Records from a data collection
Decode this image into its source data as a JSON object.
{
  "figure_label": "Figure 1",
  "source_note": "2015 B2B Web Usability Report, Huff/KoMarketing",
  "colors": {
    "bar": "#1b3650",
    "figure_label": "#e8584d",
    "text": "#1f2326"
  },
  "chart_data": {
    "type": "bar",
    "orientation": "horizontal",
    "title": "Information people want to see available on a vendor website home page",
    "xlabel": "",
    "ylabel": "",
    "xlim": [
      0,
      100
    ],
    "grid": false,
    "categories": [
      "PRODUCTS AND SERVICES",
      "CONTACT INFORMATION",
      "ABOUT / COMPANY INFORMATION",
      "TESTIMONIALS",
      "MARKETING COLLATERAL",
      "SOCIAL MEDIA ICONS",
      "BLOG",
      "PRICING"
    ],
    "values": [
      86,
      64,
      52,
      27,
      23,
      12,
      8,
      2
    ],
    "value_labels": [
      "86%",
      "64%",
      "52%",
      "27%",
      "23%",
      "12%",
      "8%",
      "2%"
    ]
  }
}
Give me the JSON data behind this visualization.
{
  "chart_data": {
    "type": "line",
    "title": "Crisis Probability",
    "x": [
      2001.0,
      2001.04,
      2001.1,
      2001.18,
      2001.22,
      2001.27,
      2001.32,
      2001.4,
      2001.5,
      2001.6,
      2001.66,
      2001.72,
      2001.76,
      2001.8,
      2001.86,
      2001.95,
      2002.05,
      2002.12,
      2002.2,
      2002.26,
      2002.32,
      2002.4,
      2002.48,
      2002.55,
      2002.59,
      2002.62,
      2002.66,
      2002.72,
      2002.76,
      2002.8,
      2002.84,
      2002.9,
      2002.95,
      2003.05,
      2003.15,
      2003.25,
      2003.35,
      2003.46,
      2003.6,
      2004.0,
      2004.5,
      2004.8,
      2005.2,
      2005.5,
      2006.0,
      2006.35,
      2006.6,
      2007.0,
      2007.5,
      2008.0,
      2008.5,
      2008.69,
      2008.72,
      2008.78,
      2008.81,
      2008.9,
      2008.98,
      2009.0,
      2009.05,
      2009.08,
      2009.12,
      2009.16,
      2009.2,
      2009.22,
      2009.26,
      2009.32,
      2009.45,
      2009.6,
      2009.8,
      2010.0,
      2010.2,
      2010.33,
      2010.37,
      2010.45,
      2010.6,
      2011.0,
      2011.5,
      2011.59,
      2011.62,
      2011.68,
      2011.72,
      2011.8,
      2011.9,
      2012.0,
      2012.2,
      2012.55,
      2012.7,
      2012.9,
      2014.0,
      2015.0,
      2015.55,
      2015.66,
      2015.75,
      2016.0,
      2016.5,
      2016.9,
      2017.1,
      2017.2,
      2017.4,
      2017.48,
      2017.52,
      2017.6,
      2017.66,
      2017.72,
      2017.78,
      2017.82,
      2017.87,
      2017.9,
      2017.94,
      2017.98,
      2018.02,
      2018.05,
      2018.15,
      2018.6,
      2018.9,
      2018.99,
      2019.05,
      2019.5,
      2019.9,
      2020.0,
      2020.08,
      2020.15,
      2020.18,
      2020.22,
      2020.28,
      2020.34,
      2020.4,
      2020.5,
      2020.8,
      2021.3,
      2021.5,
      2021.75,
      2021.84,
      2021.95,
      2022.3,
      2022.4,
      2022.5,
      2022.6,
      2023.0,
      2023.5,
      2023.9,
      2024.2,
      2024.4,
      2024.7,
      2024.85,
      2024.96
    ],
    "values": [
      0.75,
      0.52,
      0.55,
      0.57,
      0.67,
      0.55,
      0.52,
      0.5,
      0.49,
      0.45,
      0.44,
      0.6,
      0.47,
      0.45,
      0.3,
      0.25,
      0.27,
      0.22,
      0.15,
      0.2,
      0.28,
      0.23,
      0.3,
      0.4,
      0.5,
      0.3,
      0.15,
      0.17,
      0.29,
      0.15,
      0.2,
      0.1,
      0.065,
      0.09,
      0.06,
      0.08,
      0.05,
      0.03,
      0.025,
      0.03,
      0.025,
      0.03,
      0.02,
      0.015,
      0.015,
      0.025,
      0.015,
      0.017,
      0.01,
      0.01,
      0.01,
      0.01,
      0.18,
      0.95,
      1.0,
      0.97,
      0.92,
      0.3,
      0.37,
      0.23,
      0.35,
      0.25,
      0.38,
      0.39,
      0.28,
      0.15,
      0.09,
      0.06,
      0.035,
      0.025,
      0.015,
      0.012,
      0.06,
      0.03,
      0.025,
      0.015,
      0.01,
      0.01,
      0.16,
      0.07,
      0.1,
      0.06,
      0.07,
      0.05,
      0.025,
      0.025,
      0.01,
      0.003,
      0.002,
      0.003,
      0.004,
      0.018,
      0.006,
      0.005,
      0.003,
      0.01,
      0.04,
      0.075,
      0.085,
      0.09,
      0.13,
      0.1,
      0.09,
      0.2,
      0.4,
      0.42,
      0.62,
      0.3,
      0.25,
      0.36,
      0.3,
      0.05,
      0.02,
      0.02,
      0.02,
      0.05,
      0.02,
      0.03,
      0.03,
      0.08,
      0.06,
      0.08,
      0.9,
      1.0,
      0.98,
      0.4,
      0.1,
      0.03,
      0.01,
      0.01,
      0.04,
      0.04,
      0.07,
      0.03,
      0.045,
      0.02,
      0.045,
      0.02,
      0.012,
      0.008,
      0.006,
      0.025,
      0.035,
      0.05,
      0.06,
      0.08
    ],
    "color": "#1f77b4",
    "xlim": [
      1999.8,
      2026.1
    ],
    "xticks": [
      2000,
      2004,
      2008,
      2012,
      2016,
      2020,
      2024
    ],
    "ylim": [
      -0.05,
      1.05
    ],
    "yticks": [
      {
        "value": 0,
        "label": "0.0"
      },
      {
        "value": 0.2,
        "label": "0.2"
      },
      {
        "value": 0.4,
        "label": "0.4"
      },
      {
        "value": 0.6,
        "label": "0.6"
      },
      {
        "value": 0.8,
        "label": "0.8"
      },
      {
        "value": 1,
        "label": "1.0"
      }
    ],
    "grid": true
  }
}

* [Required task]
Above are the records; copy all of them exactly.

* [Task solution]
Decode this image into its source data as a JSON object.
{
  "figure_label": "Figure 1",
  "source_note": "2015 B2B Web Usability Report, Huff/KoMarketing",
  "colors": {
    "bar": "#1b3650",
    "figure_label": "#e8584d",
    "text": "#1f2326"
  },
  "chart_data": {
    "type": "bar",
    "orientation": "horizontal",
    "title": "Information people want to see available on a vendor website home page",
    "xlabel": "",
    "ylabel": "",
    "xlim": [
      0,
      100
    ],
    "grid": false,
    "categories": [
      "PRODUCTS AND SERVICES",
      "CONTACT INFORMATION",
      "ABOUT / COMPANY INFORMATION",
      "TESTIMONIALS",
      "MARKETING COLLATERAL",
      "SOCIAL MEDIA ICONS",
      "BLOG",
      "PRICING"
    ],
    "values": [
      86,
      64,
      52,
      27,
      23,
      12,
      8,
      2
    ],
    "value_labels": [
      "86%",
      "64%",
      "52%",
      "27%",
      "23%",
      "12%",
      "8%",
      "2%"
    ]
  }
}
Give me the JSON data behind this visualization.
{
  "chart_data": {
    "type": "line",
    "title": "Crisis Probability",
    "x": [
      2001.0,
      2001.04,
      2001.1,
      2001.18,
      2001.22,
      2001.27,
      2001.32,
      2001.4,
      2001.5,
      2001.6,
      2001.66,
      2001.72,
      2001.76,
      2001.8,
      2001.86,
      2001.95,
      2002.05,
      2002.12,
      2002.2,
      2002.26,
      2002.32,
      2002.4,
      2002.48,
      2002.55,
      2002.59,
      2002.62,
      2002.66,
      2002.72,
      2002.76,
      2002.8,
      2002.84,
      2002.9,
      2002.95,
      2003.05,
      2003.15,
      2003.25,
      2003.35,
      2003.46,
      2003.6,
      2004.0,
      2004.5,
      2004.8,
      2005.2,
      2005.5,
      2006.0,
      2006.35,
      2006.6,
      2007.0,
      2007.5,
      2008.0,
      2008.5,
      2008.69,
      2008.72,
      2008.78,
      2008.81,
      2008.9,
      2008.98,
      2009.0,
      2009.05,
      2009.08,
      2009.12,
      2009.16,
      2009.2,
      2009.22,
      2009.26,
      2009.32,
      2009.45,
      2009.6,
      2009.8,
      2010.0,
      2010.2,
      2010.33,
      2010.37,
      2010.45,
      2010.6,
      2011.0,
      2011.5,
      2011.59,
      2011.62,
      2011.68,
      2011.72,
      2011.8,
      2011.9,
      2012.0,
      2012.2,
      2012.55,
      2012.7,
      2012.9,
      2014.0,
      2015.0,
      2015.55,
      2015.66,
      2015.75,
      2016.0,
      2016.5,
      2016.9,
      2017.1,
      2017.2,
      2017.4,
      2017.48,
      2017.52,
      2017.6,
      2017.66,
      2017.72,
      2017.78,
      2017.82,
      2017.87,
      2017.9,
      2017.94,
      2017.98,
      2018.02,
      2018.05,
      2018.15,
      2018.6,
      2018.9,
      2018.99,
      2019.05,
      2019.5,
      2019.9,
      2020.0,
      2020.08,
      2020.15,
      2020.18,
      2020.22,
      2020.28,
      2020.34,
      2020.4,
      2020.5,
      2020.8,
      2021.3,
      2021.5,
      2021.75,
      2021.84,
      2021.95,
      2022.3,
      2022.4,
      2022.5,
      2022.6,
      2023.0,
      2023.5,
      2023.9,
      2024.2,
      2024.4,
      2024.7,
      2024.85,
      2024.96
    ],
    "values": [
      0.75,
      0.52,
      0.55,
      0.57,
      0.67,
      0.55,
      0.52,
      0.5,
      0.49,
      0.45,
      0.44,
      0.6,
      0.47,
      0.45,
      0.3,
      0.25,
      0.27,
      0.22,
      0.15,
      0.2,
      0.28,
      0.23,
      0.3,
      0.4,
      0.5,
      0.3,
      0.15,
      0.17,
      0.29,
      0.15,
      0.2,
      0.1,
      0.065,
      0.09,
      0.06,
      0.08,
      0.05,
      0.03,
      0.025,
      0.03,
      0.025,
      0.03,
      0.02,
      0.015,
      0.015,
      0.025,
      0.015,
      0.017,
      0.01,
      0.01,
      0.01,
      0.01,
      0.18,
      0.95,
      1.0,
      0.97,
      0.92,
      0.3,
      0.37,
      0.23,
      0.35,
      0.25,
      0.38,
      0.39,
      0.28,
      0.15,
      0.09,
      0.06,
      0.035,
      0.025,
      0.015,
      0.012,
      0.06,
      0.03,
      0.025,
      0.015,
      0.01,
      0.01,
      0.16,
      0.07,
      0.1,
      0.06,
      0.07,
      0.05,
      0.025,
      0.025,
      0.01,
      0.003,
      0.002,
      0.003,
      0.004,
      0.018,
      0.006,
      0.005,
      0.003,
      0.01,
      0.04,
      0.075,
      0.085,
      0.09,
      0.13,
      0.1,
      0.09,
      0.2,
      0.4,
      0.42,
      0.62,
      0.3,
      0.25,
      0.36,
      0.3,
      0.05,
      0.02,
      0.02,
      0.02,
      0.05,
      0.02,
      0.03,
      0.03,
      0.08,
      0.06,
      0.08,
      0.9,
      1.0,
      0.98,
      0.4,
      0.1,
      0.03,
      0.01,
      0.01,
      0.04,
      0.04,
      0.07,
      0.03,
      0.045,
      0.02,
      0.045,
      0.02,
      0.012,
      0.008,
      0.006,
      0.025,
      0.035,
      0.05,
      0.06,
      0.08
    ],
    "color": "#1f77b4",
    "xlim": [
      1999.8,
      2026.1
    ],
    "xticks": [
      2000,
      2004,
      2008,
      2012,
      2016,
      2020,
      2024
    ],
    "ylim": [
      -0.05,
      1.05
    ],
    "yticks": [
      {
        "value": 0,
        "label": "0.0"
      },
      {
        "value": 0.2,
        "label": "0.2"
      },
      {
        "value": 0.4,
        "label": "0.4"
      },
      {
        "value": 0.6,
        "label": "0.6"
      },
      {
        "value": 0.8,
        "label": "0.8"
      },
      {
        "value": 1,
        "label": "1.0"
      }
    ],
    "grid": true
  }
}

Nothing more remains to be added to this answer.